Items from a figure collection -

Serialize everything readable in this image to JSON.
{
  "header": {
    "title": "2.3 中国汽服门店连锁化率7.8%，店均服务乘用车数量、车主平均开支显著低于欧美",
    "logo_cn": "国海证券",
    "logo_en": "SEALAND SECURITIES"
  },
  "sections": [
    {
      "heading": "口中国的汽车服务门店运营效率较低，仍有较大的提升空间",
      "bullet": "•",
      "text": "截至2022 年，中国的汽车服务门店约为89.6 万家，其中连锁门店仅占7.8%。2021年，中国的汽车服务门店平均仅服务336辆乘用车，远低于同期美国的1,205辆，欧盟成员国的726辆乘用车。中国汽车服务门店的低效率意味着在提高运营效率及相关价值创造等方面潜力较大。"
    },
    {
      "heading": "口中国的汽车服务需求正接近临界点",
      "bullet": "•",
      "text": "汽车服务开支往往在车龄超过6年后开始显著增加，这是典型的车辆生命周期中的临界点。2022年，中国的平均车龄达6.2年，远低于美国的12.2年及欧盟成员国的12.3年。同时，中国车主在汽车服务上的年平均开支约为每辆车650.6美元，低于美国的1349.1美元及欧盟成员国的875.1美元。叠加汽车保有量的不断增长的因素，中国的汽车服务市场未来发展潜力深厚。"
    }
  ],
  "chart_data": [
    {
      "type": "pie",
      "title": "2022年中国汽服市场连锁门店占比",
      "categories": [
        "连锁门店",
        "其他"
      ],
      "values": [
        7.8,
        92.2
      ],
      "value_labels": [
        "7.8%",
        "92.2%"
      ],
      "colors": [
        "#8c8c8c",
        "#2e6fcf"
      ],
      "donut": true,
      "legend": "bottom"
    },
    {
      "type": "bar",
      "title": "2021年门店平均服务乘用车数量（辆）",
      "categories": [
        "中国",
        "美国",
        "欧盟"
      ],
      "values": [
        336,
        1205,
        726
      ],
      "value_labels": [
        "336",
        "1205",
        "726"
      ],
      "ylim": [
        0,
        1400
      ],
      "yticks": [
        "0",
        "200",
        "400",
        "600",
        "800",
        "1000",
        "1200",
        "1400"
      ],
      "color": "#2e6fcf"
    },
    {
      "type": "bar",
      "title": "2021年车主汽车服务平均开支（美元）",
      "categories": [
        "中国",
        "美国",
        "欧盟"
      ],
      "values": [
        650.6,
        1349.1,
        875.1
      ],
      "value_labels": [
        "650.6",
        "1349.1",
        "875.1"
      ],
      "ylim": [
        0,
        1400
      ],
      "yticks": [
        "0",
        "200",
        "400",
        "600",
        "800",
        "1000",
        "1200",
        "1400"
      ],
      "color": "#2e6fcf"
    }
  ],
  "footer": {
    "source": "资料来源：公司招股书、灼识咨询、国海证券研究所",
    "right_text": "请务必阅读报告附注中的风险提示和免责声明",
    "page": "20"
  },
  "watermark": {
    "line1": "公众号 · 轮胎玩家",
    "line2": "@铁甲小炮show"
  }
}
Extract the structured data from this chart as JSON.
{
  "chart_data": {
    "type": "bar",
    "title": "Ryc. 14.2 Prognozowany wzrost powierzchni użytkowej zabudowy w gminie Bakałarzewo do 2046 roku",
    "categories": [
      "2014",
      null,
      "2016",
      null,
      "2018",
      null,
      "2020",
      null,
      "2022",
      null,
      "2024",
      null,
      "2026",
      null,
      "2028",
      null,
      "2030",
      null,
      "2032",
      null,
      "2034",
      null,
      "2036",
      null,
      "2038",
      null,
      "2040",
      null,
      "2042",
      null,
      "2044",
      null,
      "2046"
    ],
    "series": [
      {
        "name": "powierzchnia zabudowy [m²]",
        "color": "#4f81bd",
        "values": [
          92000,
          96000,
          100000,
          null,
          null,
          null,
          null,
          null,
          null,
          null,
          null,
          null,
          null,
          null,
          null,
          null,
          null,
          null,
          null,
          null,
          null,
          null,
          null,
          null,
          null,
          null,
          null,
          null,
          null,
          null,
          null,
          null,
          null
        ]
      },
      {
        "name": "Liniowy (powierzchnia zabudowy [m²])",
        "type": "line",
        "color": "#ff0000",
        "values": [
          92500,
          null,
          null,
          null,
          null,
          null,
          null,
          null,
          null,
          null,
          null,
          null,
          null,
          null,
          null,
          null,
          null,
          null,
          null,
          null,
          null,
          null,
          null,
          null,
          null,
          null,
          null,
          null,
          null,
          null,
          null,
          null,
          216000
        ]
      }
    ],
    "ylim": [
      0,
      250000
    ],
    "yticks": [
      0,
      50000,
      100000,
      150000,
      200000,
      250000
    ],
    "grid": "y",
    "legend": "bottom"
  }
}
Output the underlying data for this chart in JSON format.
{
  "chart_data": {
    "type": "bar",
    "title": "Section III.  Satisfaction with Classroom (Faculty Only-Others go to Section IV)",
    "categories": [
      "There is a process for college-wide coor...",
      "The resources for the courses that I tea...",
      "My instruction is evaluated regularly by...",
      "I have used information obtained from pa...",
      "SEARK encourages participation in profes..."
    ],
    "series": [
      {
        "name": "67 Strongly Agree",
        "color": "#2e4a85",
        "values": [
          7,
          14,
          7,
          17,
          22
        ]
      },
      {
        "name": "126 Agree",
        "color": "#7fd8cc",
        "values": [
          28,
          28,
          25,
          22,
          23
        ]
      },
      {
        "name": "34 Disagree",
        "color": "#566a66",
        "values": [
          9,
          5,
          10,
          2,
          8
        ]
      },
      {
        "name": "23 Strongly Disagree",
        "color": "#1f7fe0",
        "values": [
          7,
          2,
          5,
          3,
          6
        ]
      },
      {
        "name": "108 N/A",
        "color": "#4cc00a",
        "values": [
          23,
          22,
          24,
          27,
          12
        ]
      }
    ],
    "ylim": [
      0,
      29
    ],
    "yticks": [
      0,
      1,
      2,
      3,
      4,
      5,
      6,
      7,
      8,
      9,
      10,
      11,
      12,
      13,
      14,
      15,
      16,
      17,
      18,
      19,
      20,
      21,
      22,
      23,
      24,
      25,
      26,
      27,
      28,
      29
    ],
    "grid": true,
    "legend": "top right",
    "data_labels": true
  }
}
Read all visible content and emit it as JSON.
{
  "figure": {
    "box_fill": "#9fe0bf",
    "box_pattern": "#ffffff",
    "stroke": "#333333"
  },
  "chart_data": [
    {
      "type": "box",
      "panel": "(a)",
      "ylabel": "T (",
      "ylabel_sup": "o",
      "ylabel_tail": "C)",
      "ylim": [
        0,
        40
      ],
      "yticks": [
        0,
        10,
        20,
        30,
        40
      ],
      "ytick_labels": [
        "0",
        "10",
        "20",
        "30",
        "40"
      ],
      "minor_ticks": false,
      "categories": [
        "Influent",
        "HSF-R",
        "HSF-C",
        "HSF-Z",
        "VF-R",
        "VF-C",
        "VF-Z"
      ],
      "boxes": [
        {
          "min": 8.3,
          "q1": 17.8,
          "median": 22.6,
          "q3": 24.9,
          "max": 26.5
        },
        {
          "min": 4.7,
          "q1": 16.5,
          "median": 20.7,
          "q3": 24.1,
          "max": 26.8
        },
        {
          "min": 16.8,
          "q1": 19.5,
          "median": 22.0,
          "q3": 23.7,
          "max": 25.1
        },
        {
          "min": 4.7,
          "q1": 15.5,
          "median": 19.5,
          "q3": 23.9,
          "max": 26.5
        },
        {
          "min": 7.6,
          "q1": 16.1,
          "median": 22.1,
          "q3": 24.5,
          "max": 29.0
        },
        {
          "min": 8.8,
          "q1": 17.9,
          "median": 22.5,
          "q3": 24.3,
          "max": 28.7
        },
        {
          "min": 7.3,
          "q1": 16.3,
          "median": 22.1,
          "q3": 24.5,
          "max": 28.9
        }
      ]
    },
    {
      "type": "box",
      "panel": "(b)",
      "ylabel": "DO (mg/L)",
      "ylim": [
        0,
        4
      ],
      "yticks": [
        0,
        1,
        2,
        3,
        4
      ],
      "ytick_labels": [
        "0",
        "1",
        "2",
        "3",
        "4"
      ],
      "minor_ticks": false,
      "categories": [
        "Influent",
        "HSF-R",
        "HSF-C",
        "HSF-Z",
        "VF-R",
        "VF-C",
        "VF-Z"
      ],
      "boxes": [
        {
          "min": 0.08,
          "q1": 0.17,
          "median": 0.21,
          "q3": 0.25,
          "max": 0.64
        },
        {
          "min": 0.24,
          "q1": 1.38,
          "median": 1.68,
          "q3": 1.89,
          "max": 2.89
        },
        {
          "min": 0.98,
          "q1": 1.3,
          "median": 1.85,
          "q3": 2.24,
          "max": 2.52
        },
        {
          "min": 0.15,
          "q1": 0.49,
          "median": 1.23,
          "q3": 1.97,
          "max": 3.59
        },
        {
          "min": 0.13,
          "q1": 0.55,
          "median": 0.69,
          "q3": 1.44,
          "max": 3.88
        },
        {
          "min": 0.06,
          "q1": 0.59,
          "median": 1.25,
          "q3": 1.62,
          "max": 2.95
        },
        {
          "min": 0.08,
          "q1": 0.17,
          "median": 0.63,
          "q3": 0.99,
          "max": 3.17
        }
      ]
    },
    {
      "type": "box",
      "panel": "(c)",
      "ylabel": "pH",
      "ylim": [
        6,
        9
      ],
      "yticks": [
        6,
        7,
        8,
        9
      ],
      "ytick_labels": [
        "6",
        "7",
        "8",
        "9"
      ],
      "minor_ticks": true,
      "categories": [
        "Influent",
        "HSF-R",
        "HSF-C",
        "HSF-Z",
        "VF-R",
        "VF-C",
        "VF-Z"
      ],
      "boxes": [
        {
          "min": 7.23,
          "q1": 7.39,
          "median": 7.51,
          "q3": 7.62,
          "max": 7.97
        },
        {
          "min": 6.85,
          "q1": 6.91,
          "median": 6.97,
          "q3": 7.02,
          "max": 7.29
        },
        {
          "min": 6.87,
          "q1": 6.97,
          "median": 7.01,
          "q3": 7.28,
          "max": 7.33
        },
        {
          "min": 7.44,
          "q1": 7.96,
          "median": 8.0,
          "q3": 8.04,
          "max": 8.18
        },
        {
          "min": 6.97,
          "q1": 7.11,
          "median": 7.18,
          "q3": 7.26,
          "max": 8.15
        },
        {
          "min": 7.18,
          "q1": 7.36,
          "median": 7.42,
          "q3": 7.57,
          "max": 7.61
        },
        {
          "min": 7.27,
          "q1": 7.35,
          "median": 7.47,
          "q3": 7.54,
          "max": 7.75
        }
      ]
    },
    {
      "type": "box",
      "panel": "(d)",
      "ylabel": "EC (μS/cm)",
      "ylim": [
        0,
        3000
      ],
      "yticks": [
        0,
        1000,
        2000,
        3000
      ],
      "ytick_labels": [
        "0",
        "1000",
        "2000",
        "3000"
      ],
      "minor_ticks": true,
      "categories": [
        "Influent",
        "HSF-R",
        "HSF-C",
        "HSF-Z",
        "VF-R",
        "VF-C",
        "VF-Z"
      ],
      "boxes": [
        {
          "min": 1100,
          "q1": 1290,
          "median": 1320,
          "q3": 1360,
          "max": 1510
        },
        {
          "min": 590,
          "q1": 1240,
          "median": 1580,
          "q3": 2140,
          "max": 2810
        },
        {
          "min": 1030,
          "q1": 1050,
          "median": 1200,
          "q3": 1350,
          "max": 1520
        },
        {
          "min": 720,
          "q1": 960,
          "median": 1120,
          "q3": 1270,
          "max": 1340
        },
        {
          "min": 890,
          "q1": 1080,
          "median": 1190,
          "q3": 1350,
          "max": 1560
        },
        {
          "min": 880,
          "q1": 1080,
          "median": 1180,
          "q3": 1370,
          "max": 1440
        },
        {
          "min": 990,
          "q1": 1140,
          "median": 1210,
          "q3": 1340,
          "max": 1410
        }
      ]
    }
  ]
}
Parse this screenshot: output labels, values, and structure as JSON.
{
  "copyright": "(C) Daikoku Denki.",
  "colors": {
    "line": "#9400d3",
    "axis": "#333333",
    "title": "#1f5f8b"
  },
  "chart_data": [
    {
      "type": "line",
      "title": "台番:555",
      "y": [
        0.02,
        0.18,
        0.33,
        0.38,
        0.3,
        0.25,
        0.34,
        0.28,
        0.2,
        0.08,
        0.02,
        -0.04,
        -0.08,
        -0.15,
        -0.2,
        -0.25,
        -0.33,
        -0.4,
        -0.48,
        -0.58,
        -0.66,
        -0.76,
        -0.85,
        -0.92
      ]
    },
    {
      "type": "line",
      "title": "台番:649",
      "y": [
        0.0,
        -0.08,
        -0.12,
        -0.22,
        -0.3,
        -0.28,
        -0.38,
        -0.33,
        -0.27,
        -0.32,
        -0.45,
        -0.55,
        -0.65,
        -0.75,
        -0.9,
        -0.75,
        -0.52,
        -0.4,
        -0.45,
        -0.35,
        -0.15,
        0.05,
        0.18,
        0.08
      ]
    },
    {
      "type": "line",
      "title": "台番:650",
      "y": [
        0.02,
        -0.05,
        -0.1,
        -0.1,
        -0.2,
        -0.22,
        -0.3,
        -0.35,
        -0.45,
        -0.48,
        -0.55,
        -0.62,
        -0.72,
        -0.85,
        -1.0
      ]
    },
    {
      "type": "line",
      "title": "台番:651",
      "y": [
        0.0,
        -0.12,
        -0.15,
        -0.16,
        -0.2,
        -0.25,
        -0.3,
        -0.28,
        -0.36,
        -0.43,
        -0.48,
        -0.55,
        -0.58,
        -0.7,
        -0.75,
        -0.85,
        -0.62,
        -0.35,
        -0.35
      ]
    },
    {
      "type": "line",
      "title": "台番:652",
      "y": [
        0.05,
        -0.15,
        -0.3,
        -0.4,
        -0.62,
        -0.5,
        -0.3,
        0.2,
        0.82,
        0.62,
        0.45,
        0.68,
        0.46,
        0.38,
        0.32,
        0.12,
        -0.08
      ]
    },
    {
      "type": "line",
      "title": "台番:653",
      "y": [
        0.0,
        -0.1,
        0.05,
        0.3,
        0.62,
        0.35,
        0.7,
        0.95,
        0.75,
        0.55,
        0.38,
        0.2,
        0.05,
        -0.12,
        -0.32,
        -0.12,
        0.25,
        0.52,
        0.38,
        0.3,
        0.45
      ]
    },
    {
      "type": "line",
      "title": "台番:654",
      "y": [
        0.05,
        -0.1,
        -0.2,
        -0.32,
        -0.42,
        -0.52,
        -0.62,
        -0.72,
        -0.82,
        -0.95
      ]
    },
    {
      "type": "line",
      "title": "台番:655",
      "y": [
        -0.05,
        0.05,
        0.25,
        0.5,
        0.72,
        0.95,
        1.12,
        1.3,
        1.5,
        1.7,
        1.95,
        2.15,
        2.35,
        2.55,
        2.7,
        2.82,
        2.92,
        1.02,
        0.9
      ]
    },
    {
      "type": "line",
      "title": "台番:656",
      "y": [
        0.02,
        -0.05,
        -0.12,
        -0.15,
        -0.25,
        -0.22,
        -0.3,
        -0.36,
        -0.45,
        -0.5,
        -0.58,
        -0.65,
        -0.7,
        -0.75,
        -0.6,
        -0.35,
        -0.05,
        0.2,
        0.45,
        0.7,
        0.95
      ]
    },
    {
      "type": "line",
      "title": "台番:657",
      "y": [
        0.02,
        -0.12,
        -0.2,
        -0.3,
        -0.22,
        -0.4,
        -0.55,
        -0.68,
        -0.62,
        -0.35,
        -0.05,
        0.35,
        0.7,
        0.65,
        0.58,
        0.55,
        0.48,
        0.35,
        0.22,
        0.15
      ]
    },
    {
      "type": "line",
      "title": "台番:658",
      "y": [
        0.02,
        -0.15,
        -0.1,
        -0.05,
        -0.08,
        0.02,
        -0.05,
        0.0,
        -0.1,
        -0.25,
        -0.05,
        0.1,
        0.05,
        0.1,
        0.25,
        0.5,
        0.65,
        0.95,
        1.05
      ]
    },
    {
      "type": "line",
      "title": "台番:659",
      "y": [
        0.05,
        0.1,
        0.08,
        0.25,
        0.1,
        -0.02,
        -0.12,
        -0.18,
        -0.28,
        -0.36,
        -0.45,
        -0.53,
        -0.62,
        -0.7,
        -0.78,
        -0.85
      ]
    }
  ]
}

EXERCISE DETAILS - List all lines where "name" occurs.

OUTPUT OF THE EXERCISE -
        "name": "powierzchnia zabudowy [m²]",
        "name": "Liniowy (powierzchnia zabudowy [m²])",
        "name": "67 Strongly Agree",
        "name": "126 Agree",
        "name": "34 Disagree",
        "name": "23 Strongly Disagree",
        "name": "108 N/A",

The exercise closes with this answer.